## PROBLEM TO WORK ON
Pull every line holding the string "Εγκαταστάσεων" from the records below.

* * *

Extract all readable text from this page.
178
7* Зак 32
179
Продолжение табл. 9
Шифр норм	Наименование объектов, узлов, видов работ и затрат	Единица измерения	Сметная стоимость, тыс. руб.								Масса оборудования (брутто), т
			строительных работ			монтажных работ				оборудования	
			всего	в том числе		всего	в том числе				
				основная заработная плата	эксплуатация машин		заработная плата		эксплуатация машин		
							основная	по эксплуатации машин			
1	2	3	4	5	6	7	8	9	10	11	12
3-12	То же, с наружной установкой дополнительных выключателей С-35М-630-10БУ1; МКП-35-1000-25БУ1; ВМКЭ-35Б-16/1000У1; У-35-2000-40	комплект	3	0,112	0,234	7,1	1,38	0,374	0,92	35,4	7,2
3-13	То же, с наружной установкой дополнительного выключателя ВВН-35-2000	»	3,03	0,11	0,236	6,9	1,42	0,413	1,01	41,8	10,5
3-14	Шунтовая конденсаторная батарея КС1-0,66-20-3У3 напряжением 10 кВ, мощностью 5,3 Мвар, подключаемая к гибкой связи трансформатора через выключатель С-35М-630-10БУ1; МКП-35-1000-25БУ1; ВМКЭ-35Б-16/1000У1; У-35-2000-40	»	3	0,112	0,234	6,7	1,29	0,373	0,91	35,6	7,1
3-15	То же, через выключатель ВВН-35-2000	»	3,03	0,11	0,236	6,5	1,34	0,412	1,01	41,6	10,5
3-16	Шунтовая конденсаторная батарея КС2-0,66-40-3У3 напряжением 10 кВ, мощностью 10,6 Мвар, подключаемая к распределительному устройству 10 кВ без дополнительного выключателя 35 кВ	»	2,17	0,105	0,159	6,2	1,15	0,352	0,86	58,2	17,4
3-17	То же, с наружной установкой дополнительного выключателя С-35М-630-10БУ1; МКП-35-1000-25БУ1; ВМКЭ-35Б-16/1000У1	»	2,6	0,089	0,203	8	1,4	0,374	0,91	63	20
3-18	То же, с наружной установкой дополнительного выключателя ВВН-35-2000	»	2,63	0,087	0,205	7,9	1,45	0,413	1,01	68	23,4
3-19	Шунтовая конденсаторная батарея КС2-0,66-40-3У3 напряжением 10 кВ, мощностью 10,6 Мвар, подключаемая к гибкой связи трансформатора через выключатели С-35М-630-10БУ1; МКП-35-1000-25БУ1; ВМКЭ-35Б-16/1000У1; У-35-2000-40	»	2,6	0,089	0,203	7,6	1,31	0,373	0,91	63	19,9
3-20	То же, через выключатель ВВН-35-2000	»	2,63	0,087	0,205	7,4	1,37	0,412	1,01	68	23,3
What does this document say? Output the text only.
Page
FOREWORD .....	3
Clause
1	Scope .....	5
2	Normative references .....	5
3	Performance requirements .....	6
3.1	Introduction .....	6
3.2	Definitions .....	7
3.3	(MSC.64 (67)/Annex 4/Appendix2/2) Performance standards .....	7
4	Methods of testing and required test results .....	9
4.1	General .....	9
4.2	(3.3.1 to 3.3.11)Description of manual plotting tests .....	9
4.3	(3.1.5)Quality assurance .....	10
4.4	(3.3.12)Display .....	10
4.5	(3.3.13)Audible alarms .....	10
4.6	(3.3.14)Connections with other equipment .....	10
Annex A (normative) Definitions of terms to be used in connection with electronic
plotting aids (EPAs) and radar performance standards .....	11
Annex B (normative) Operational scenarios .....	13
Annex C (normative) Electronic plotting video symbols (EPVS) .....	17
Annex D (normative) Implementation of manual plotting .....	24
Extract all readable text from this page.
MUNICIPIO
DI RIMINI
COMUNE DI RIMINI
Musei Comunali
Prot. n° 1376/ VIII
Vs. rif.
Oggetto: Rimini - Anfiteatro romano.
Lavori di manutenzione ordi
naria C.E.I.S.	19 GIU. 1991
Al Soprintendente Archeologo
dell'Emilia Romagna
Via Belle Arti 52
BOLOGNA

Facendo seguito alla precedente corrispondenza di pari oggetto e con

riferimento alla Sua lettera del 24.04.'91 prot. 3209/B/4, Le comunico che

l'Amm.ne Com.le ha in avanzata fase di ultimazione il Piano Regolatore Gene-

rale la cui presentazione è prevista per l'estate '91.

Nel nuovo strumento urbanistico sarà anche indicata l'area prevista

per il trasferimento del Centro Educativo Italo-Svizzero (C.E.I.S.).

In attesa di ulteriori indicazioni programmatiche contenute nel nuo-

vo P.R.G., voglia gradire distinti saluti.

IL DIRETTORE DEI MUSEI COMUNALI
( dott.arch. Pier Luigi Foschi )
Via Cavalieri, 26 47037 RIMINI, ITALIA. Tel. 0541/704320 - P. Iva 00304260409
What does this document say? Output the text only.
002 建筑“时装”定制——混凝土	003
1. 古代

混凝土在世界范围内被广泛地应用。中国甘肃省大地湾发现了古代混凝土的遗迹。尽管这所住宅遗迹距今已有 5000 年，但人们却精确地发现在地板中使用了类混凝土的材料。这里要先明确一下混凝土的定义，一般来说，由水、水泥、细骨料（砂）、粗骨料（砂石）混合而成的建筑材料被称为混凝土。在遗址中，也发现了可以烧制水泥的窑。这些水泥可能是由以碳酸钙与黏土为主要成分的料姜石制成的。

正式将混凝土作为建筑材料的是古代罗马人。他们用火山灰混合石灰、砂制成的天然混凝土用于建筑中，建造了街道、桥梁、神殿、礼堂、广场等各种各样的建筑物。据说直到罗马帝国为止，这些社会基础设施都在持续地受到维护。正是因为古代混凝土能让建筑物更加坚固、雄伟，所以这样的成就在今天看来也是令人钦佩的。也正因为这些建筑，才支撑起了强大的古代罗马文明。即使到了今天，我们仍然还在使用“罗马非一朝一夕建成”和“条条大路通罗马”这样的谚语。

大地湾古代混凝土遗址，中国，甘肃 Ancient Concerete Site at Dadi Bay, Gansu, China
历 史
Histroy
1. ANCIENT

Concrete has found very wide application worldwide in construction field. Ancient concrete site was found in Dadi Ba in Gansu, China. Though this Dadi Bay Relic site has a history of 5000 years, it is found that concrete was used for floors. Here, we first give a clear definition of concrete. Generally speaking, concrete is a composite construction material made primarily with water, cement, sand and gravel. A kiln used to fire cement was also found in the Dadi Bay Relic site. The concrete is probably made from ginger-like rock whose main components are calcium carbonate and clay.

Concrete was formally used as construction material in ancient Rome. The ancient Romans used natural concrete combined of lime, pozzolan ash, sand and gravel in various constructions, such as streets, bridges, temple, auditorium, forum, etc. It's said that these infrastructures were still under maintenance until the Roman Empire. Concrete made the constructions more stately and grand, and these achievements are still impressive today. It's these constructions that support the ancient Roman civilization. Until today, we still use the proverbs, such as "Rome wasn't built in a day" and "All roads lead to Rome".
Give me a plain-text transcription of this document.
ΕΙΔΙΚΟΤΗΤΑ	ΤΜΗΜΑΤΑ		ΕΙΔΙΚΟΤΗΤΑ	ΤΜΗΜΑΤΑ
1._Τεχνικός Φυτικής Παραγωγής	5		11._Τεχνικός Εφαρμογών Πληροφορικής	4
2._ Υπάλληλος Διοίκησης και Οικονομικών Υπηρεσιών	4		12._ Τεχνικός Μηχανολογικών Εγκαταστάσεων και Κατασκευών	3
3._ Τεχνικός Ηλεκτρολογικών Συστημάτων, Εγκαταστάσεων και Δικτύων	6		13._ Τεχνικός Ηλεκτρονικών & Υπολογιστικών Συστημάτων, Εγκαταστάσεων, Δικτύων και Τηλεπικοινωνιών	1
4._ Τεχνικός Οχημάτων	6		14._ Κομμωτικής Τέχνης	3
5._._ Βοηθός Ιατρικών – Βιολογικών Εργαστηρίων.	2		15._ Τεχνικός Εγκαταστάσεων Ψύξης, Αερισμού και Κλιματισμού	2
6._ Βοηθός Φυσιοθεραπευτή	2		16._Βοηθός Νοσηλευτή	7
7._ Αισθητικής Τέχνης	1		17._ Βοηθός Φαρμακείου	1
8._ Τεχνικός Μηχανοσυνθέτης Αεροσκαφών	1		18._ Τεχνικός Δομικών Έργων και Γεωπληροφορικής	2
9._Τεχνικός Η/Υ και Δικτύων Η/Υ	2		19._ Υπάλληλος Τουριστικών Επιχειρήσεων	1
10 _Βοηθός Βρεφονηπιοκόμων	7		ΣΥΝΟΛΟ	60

* * *

## TASK SOLUTION
2._ Υπάλληλος Διοίκησης και Οικονομικών Υπηρεσιών	4		12._ Τεχνικός Μηχανολογικών Εγκαταστάσεων και Κατασκευών	3
3._ Τεχνικός Ηλεκτρολογικών Συστημάτων, Εγκαταστάσεων και Δικτύων	6		13._ Τεχνικός Ηλεκτρονικών & Υπολογιστικών Συστημάτων, Εγκαταστάσεων, Δικτύων και Τηλεπικοινωνιών	1
5._._ Βοηθός Ιατρικών – Βιολογικών Εργαστηρίων.	2		15._ Τεχνικός Εγκαταστάσεων Ψύξης, Αερισμού και Κλιματισμού	2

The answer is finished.